**Set task:**
Give the number of lines containing "STEP" in this listing, with no other words.

[Collected data entries]
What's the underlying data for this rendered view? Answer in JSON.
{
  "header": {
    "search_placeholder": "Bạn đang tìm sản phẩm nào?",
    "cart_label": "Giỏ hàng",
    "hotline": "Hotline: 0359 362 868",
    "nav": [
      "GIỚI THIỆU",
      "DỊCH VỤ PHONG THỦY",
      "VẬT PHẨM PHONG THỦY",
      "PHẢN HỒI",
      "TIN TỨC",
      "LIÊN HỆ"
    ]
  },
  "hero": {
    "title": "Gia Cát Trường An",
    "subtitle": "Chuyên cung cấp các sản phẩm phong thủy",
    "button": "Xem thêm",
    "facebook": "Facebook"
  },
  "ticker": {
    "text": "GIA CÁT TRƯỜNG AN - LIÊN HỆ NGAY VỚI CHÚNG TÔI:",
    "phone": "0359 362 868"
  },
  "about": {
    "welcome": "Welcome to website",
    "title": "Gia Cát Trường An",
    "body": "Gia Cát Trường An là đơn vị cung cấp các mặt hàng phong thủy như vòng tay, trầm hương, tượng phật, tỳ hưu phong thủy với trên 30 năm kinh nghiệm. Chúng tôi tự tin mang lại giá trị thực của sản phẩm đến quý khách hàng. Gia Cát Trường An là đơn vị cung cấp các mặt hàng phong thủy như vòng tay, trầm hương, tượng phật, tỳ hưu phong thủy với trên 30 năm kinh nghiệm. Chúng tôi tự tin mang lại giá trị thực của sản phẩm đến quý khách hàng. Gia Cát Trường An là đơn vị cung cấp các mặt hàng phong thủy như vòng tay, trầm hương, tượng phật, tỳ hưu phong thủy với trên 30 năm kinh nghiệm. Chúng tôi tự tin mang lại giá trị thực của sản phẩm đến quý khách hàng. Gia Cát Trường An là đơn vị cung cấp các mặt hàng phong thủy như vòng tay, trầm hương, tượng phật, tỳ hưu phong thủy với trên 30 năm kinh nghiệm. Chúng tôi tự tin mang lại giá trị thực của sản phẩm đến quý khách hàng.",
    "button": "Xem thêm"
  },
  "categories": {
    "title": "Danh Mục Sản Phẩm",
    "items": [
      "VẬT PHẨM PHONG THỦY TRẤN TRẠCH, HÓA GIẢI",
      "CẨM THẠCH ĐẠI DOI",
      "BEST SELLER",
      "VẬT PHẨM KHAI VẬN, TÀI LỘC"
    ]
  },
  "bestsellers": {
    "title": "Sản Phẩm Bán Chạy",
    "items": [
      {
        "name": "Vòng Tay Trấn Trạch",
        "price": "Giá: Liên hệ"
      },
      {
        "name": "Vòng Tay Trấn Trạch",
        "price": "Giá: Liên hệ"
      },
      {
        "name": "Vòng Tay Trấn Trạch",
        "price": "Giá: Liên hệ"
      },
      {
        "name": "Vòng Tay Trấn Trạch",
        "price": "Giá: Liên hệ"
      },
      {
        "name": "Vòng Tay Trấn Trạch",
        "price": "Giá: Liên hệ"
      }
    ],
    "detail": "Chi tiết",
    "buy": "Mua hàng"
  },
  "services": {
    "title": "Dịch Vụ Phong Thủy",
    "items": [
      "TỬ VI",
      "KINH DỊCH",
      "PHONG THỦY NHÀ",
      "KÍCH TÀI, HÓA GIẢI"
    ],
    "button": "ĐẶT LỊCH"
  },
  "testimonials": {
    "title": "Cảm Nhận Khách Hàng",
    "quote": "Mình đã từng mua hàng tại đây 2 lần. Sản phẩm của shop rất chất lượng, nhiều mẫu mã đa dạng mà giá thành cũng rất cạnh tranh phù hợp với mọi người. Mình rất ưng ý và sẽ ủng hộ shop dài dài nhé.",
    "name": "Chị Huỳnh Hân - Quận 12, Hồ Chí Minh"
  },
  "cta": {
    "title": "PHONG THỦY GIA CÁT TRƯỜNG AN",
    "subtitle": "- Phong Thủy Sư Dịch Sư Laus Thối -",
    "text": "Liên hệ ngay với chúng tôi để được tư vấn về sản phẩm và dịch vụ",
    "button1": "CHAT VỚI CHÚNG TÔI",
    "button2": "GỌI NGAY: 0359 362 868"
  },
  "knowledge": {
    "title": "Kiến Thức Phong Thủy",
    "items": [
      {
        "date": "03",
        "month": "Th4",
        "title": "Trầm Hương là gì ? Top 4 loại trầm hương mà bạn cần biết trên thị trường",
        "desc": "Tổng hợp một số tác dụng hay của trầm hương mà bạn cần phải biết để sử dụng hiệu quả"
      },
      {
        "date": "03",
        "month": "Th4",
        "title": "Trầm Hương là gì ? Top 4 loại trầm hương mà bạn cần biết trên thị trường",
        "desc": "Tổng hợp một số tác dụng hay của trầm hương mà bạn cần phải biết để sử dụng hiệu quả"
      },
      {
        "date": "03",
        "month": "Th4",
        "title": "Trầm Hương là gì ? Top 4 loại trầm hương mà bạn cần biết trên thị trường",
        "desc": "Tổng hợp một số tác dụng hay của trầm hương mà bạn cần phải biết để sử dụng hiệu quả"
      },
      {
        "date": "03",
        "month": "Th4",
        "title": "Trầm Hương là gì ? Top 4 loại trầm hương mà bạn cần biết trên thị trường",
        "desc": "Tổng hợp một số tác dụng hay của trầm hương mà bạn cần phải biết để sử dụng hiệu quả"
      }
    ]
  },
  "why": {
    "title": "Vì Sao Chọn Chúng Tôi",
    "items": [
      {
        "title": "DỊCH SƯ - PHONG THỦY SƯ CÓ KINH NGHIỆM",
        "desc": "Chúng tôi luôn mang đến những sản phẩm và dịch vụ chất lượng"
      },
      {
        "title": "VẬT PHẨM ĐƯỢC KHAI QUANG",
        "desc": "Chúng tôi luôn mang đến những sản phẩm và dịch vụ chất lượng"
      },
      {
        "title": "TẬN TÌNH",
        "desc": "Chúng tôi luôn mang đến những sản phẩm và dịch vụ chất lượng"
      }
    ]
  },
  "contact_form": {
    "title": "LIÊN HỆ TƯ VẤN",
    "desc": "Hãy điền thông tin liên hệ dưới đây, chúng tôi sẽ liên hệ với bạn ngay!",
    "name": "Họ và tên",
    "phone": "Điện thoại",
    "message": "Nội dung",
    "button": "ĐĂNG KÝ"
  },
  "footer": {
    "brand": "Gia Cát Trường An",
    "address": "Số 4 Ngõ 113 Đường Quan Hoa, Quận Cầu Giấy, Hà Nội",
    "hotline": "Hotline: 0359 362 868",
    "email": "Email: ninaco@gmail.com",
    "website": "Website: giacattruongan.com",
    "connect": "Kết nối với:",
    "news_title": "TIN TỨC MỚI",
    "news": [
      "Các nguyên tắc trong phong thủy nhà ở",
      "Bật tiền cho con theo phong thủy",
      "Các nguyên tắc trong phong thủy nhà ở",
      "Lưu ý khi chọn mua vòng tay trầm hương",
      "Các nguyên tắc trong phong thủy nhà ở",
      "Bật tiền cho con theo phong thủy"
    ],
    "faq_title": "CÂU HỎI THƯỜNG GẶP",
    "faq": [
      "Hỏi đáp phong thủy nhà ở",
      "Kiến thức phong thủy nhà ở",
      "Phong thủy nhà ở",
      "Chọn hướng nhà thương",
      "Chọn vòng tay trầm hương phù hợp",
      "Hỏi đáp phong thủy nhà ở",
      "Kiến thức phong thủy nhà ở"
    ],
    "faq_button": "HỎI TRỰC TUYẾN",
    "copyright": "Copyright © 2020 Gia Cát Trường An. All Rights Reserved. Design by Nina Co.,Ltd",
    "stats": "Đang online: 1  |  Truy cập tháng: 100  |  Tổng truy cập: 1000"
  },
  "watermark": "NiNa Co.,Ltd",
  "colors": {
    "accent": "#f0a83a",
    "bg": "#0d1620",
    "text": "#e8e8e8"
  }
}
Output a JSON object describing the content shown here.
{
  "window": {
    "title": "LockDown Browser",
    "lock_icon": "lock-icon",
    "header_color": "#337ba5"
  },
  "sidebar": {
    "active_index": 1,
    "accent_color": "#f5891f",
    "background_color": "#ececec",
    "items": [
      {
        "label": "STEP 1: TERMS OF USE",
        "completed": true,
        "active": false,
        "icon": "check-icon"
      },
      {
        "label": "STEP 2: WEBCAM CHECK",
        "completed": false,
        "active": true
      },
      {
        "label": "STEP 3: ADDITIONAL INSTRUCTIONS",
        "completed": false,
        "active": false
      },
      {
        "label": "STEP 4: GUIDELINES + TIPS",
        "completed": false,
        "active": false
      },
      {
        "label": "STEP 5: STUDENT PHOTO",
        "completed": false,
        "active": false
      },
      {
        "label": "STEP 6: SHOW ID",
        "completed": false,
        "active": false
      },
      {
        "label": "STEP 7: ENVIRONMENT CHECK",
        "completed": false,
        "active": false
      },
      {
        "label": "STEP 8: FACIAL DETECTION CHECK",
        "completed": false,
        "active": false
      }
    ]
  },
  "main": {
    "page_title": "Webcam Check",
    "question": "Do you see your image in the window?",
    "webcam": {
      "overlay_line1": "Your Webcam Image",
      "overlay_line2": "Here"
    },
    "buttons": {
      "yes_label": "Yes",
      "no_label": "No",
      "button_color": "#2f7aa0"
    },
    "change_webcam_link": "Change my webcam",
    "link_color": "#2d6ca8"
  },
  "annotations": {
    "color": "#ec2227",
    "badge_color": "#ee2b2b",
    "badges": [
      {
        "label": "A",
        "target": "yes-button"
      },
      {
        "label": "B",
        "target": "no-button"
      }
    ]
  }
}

**Answer to the exercise:**
8